## start ROWS
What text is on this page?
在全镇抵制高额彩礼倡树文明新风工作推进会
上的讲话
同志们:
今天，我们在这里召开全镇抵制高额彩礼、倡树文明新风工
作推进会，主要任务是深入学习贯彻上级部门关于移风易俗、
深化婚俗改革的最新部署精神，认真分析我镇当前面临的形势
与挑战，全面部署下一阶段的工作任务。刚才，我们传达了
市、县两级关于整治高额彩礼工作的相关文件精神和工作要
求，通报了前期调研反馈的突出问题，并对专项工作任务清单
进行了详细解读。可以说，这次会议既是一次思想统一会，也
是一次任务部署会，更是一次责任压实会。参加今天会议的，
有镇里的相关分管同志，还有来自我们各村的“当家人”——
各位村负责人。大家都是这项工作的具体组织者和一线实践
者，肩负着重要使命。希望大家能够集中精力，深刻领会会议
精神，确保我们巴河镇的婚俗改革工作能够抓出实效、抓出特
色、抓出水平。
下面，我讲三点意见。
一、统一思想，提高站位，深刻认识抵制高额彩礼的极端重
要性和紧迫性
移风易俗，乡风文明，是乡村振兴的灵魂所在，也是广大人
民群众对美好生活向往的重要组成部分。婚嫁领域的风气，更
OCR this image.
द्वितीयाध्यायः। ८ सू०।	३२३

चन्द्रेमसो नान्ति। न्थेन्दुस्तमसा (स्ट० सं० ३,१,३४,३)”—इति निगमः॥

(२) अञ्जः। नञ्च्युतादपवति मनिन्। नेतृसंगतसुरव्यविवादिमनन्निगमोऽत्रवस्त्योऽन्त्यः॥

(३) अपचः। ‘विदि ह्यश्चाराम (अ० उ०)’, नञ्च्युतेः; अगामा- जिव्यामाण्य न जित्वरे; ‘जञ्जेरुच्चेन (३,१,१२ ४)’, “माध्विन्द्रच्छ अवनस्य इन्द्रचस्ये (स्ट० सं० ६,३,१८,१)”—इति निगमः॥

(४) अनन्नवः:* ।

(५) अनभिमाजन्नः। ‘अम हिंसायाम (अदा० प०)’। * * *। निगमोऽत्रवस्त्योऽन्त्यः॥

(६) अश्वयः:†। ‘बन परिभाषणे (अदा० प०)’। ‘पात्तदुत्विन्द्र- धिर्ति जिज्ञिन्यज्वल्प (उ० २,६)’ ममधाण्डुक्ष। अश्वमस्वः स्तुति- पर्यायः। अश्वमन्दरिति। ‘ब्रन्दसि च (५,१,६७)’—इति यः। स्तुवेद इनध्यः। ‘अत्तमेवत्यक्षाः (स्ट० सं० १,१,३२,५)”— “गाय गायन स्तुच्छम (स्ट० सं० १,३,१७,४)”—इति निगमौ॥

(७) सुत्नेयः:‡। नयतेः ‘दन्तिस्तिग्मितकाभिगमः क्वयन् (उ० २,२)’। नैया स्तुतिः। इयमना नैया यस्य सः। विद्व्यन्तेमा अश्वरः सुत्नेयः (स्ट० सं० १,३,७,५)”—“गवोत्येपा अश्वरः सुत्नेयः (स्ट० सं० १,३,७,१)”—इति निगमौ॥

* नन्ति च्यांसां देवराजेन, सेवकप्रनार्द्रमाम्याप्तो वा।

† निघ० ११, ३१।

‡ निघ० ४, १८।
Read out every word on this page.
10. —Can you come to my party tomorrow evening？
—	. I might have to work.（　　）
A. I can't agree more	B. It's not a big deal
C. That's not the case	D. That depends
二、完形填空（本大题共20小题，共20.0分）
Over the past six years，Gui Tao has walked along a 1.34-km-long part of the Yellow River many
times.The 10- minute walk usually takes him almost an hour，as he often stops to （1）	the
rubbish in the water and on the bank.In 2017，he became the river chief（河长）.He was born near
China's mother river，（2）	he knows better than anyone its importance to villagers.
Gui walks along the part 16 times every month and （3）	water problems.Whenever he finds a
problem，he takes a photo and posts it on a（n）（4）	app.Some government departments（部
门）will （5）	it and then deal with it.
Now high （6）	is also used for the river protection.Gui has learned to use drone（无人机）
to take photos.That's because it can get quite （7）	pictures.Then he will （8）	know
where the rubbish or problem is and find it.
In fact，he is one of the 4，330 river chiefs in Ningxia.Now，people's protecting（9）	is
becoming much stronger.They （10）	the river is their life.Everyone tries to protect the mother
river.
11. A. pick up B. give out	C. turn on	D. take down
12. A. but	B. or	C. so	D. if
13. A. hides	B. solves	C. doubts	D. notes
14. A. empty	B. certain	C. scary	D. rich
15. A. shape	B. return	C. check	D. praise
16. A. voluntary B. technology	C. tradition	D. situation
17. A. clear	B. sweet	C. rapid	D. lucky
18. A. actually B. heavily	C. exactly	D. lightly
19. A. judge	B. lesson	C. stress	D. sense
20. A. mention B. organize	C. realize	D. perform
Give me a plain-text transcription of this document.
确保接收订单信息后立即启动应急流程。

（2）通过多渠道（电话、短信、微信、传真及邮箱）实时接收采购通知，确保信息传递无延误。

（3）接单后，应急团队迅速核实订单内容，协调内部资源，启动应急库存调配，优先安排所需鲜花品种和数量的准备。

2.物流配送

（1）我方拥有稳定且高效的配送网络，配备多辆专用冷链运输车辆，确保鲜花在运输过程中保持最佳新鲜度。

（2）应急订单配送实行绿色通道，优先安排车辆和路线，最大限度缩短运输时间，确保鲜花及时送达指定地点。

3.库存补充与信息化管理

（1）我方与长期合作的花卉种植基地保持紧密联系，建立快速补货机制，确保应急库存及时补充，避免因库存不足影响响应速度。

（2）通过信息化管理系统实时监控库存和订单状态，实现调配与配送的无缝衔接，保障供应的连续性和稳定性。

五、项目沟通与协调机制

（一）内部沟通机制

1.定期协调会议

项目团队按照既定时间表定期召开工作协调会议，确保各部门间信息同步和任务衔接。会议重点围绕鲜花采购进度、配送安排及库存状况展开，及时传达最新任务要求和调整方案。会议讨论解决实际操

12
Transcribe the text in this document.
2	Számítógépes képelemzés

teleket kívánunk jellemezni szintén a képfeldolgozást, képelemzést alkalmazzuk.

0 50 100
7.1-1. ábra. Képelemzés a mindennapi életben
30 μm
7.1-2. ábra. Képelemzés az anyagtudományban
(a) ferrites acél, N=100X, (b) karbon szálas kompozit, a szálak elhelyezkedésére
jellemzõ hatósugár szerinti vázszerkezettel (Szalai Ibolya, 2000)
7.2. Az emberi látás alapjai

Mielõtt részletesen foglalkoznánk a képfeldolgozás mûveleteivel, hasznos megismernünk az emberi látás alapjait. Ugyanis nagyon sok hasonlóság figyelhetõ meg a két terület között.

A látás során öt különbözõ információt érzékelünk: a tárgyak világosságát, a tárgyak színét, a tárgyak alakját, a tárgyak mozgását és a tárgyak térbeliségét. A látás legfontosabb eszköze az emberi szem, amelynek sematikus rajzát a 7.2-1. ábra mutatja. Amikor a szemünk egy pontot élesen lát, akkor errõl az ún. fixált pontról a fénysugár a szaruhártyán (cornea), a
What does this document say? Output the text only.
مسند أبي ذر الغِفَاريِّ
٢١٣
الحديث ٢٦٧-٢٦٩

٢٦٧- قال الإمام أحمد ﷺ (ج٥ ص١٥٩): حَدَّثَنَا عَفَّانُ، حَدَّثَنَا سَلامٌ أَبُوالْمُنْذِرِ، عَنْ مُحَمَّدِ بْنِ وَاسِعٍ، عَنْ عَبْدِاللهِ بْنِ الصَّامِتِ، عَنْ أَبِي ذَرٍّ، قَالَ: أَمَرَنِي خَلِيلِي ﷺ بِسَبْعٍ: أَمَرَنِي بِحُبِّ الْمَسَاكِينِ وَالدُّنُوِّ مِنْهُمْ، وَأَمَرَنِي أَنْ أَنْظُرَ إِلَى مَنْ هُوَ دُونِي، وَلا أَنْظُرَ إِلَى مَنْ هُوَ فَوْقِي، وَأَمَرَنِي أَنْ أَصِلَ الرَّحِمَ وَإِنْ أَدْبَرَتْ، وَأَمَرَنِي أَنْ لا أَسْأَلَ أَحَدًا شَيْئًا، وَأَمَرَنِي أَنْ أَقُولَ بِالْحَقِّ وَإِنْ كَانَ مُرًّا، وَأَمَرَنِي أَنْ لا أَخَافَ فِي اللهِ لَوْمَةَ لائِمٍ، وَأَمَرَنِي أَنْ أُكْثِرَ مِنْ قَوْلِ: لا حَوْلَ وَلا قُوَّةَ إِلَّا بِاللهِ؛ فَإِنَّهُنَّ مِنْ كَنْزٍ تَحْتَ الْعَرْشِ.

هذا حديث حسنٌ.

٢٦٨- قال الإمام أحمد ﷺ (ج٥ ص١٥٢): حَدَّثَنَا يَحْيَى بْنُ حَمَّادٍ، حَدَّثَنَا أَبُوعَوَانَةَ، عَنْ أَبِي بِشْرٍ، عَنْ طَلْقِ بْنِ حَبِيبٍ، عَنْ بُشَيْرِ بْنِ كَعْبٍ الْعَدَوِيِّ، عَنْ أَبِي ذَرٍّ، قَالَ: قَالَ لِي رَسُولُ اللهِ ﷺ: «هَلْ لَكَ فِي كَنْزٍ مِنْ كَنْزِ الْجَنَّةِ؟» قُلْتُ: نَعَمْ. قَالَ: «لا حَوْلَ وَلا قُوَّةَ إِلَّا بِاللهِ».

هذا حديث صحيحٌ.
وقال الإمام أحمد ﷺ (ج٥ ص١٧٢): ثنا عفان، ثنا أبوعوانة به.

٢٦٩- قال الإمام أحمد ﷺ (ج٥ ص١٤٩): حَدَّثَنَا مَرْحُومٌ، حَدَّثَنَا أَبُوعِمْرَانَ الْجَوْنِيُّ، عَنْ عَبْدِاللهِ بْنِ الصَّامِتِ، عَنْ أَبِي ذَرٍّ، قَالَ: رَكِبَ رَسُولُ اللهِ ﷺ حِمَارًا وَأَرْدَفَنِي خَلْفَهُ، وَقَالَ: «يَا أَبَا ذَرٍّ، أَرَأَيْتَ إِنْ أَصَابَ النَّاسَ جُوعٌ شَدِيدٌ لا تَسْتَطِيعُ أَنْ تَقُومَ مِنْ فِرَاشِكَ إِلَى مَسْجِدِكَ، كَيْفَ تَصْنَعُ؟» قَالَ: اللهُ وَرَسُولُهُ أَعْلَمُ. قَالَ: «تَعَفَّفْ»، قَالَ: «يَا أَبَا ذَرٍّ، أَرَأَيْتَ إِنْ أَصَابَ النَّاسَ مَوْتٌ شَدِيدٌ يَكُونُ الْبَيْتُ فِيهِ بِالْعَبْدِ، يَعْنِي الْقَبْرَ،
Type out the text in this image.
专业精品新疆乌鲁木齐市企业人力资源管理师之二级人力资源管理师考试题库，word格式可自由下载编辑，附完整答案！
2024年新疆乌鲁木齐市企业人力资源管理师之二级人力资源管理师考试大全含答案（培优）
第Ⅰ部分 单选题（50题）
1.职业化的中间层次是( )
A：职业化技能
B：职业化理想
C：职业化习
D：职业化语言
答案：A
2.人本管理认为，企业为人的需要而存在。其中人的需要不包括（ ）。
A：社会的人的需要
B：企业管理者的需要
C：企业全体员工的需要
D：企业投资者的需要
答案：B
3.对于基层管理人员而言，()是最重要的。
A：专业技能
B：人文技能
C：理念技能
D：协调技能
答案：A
## end ROWS
- WHAT IS ASKED: Where a line holds the string "page", copy that line.

- COMPLETED TASK:
What text is on this page?
Read out every word on this page.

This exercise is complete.